### WHAT THE EXERCISE ASKS
Select, from the material below, each line with "policiers" in it.

### DATA SHOWN

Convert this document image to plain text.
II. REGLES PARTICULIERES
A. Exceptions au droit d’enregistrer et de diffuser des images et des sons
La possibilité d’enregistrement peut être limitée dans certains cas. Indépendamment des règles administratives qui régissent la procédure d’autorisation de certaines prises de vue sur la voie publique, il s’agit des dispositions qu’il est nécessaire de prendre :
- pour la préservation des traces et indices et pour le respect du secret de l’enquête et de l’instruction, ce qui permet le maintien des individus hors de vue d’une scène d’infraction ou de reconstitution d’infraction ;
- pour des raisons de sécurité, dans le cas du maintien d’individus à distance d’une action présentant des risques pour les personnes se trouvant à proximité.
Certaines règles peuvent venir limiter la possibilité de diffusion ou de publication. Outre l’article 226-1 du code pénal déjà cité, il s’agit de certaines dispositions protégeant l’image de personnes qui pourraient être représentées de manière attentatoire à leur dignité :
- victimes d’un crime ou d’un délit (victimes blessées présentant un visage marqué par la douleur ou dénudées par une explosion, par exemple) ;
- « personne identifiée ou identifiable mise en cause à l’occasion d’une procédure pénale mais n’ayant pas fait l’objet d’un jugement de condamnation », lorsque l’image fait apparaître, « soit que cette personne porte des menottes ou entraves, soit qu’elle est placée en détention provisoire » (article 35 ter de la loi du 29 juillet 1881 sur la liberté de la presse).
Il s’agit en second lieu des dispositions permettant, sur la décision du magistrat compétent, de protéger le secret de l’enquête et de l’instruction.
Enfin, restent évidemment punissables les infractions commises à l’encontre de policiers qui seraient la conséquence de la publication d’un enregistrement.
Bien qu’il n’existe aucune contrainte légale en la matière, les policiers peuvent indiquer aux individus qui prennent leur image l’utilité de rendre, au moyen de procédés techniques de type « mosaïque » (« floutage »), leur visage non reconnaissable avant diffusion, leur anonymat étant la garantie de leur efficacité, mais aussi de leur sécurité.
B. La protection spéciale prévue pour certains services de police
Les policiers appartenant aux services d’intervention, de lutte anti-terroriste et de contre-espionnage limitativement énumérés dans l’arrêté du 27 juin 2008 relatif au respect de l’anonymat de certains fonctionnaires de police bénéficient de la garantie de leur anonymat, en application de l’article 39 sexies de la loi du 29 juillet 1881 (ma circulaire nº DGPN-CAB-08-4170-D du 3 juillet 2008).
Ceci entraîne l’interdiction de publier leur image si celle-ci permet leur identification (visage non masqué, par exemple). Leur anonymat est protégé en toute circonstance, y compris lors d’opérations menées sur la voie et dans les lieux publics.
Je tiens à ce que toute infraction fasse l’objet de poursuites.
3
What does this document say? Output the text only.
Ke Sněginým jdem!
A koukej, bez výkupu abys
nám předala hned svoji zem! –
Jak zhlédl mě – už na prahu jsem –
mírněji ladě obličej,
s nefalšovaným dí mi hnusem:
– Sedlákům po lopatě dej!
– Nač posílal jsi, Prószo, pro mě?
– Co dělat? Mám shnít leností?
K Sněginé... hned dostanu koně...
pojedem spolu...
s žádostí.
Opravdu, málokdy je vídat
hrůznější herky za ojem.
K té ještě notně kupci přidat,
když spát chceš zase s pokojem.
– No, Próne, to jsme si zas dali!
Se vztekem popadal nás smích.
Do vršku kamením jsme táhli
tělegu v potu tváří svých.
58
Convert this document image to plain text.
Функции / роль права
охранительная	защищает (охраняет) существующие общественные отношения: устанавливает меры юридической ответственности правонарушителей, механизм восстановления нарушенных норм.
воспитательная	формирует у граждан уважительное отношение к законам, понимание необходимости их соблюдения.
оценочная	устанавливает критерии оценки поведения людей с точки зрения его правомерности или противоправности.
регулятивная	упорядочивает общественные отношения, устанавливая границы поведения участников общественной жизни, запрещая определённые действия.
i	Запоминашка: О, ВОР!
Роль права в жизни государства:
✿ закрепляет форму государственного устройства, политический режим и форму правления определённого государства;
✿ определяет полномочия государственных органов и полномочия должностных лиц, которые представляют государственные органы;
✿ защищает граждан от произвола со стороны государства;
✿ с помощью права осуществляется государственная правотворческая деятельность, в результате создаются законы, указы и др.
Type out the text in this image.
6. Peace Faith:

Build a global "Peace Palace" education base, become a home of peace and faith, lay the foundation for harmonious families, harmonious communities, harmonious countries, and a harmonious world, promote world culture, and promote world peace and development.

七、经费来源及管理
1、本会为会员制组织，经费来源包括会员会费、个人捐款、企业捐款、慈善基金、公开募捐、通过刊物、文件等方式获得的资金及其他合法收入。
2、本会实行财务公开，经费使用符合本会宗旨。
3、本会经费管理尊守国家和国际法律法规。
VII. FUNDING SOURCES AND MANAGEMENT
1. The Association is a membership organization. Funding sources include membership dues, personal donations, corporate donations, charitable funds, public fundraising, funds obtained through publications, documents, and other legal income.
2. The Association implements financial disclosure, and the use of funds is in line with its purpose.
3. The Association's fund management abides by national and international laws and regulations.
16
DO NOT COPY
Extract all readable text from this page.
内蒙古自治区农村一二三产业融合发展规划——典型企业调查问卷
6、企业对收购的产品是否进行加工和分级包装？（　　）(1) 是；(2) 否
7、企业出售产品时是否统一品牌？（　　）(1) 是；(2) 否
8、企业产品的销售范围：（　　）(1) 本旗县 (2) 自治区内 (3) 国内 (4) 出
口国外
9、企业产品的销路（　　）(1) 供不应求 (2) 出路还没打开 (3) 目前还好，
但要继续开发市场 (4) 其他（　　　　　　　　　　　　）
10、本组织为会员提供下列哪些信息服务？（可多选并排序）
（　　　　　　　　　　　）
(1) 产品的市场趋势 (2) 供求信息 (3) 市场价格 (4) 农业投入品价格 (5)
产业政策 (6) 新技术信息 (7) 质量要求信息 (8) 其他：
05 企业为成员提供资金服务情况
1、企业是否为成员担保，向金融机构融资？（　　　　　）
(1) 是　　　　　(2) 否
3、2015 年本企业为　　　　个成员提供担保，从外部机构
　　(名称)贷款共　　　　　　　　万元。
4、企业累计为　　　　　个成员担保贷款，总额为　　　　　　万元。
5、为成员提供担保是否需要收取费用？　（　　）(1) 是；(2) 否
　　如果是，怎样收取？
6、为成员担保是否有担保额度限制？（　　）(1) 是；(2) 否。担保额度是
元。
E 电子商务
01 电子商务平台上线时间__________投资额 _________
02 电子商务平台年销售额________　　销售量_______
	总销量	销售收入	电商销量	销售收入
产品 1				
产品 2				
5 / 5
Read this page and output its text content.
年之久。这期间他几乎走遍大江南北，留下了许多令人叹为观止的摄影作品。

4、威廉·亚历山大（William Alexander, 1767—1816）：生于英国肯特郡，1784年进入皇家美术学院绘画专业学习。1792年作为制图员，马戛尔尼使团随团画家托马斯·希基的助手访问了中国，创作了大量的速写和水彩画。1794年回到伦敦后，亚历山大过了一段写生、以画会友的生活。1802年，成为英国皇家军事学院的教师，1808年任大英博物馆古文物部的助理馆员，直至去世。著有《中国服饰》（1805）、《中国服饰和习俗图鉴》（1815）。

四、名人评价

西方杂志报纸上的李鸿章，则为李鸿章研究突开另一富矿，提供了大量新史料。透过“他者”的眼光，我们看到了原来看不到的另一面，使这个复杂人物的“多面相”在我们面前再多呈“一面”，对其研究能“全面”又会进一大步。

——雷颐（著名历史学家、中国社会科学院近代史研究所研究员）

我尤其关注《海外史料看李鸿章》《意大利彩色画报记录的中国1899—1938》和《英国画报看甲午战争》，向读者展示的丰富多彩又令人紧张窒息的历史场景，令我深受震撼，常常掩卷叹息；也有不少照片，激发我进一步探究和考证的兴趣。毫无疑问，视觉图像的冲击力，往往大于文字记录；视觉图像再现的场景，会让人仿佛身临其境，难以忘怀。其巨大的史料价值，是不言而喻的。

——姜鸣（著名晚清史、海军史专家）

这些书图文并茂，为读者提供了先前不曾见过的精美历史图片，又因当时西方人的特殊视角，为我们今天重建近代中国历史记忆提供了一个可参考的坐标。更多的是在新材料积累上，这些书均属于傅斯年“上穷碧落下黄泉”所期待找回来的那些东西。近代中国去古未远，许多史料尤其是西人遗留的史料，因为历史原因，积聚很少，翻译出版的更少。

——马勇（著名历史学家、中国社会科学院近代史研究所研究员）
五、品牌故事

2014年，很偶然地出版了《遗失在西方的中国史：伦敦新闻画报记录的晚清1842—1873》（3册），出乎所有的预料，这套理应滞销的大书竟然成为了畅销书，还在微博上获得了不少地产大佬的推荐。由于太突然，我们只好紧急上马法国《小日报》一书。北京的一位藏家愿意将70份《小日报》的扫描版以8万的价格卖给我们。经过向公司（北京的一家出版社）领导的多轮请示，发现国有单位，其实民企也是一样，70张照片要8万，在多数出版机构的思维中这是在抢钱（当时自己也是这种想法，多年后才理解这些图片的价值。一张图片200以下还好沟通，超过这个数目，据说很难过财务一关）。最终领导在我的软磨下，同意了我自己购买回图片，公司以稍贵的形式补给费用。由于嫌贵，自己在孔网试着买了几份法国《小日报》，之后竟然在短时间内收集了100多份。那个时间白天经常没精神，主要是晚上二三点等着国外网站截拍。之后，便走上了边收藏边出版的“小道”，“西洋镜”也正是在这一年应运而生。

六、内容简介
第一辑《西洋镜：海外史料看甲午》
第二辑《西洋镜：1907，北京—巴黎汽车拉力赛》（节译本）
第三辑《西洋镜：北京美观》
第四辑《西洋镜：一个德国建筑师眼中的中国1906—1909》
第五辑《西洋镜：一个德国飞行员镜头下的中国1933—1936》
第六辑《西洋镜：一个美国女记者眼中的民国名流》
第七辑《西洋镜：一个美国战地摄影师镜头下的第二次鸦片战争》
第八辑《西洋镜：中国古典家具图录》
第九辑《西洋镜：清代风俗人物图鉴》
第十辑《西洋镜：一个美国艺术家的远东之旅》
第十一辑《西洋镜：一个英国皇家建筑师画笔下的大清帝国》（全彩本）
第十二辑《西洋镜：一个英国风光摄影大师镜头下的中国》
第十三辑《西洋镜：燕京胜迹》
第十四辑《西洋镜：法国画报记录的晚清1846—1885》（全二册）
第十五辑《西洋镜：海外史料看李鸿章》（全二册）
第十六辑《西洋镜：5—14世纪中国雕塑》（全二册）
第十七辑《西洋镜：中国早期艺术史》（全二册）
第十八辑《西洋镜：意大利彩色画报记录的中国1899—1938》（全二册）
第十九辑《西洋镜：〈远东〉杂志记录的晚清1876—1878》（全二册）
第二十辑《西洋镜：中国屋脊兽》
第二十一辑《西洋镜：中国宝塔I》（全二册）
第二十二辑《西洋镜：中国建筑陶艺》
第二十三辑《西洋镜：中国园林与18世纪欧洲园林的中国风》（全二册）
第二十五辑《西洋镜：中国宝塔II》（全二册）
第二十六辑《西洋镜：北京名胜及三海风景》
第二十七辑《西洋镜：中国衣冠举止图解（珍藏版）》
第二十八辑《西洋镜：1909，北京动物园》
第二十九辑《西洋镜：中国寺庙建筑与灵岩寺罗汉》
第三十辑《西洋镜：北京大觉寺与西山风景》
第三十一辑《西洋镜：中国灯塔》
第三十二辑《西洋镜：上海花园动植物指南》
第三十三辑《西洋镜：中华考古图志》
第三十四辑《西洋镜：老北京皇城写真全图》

### IN RESPONSE
Enfin, restent évidemment punissables les infractions commises à l’encontre de policiers qui seraient la conséquence de la publication d’un enregistrement.
Bien qu’il n’existe aucune contrainte légale en la matière, les policiers peuvent indiquer aux individus qui prennent leur image l’utilité de rendre, au moyen de procédés techniques de type « mosaïque » (« floutage »), leur visage non reconnaissable avant diffusion, leur anonymat étant la garantie de leur efficacité, mais aussi de leur sécurité.
Les policiers appartenant aux services d’intervention, de lutte anti-terroriste et de contre-espionnage limitativement énumérés dans l’arrêté du 27 juin 2008 relatif au respect de l’anonymat de certains fonctionnaires de police bénéficient de la garantie de leur anonymat, en application de l’article 39 sexies de la loi du 29 juillet 1881 (ma circulaire nº DGPN-CAB-08-4170-D du 3 juillet 2008).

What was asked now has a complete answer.